**WRITTEN TASK:**
The data must be written out once more, precisely as given.

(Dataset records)
◆ ◆ ◆ ◆ ◆
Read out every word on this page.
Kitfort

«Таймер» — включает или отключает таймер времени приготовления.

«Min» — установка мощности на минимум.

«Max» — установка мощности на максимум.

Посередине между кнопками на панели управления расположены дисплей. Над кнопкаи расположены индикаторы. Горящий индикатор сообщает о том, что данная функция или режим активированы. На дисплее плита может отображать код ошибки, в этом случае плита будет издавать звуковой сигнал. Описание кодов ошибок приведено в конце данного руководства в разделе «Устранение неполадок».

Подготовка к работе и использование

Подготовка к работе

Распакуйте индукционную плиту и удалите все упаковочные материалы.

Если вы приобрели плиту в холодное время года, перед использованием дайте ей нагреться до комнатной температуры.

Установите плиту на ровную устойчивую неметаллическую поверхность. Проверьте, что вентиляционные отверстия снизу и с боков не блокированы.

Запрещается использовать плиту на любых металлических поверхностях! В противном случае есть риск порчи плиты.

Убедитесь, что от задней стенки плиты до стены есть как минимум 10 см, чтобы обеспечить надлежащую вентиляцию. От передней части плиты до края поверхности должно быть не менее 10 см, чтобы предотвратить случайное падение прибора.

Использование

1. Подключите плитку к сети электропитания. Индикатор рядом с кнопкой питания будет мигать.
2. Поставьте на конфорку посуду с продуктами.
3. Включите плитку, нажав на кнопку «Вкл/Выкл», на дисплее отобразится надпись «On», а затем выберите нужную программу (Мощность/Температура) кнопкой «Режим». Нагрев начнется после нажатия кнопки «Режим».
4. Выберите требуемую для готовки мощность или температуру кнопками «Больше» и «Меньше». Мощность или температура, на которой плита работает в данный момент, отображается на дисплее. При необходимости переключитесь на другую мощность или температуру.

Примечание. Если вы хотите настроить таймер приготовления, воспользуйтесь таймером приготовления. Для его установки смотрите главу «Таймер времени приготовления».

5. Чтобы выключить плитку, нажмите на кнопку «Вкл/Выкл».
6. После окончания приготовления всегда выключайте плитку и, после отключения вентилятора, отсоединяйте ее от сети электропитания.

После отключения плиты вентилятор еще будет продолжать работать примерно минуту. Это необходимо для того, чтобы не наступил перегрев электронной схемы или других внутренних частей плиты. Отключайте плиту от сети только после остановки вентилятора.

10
◆ ◆ ◆ ◆ ◆
**RESPONSE TO THE TASK:**
Read out every word on this page.
Kitfort

«Таймер» — включает или отключает таймер времени приготовления.

«Min» — установка мощности на минимум.

«Max» — установка мощности на максимум.

Посередине между кнопками на панели управления расположены дисплей. Над кнопкаи расположены индикаторы. Горящий индикатор сообщает о том, что данная функция или режим активированы. На дисплее плита может отображать код ошибки, в этом случае плита будет издавать звуковой сигнал. Описание кодов ошибок приведено в конце данного руководства в разделе «Устранение неполадок».

Подготовка к работе и использование

Подготовка к работе

Распакуйте индукционную плиту и удалите все упаковочные материалы.

Если вы приобрели плиту в холодное время года, перед использованием дайте ей нагреться до комнатной температуры.

Установите плиту на ровную устойчивую неметаллическую поверхность. Проверьте, что вентиляционные отверстия снизу и с боков не блокированы.

Запрещается использовать плиту на любых металлических поверхностях! В противном случае есть риск порчи плиты.

Убедитесь, что от задней стенки плиты до стены есть как минимум 10 см, чтобы обеспечить надлежащую вентиляцию. От передней части плиты до края поверхности должно быть не менее 10 см, чтобы предотвратить случайное падение прибора.

Использование

1. Подключите плитку к сети электропитания. Индикатор рядом с кнопкой питания будет мигать.
2. Поставьте на конфорку посуду с продуктами.
3. Включите плитку, нажав на кнопку «Вкл/Выкл», на дисплее отобразится надпись «On», а затем выберите нужную программу (Мощность/Температура) кнопкой «Режим». Нагрев начнется после нажатия кнопки «Режим».
4. Выберите требуемую для готовки мощность или температуру кнопками «Больше» и «Меньше». Мощность или температура, на которой плита работает в данный момент, отображается на дисплее. При необходимости переключитесь на другую мощность или температуру.

Примечание. Если вы хотите настроить таймер приготовления, воспользуйтесь таймером приготовления. Для его установки смотрите главу «Таймер времени приготовления».

5. Чтобы выключить плитку, нажмите на кнопку «Вкл/Выкл».
6. После окончания приготовления всегда выключайте плитку и, после отключения вентилятора, отсоединяйте ее от сети электропитания.

После отключения плиты вентилятор еще будет продолжать работать примерно минуту. Это необходимо для того, чтобы не наступил перегрев электронной схемы или других внутренних частей плиты. Отключайте плиту от сети только после остановки вентилятора.

10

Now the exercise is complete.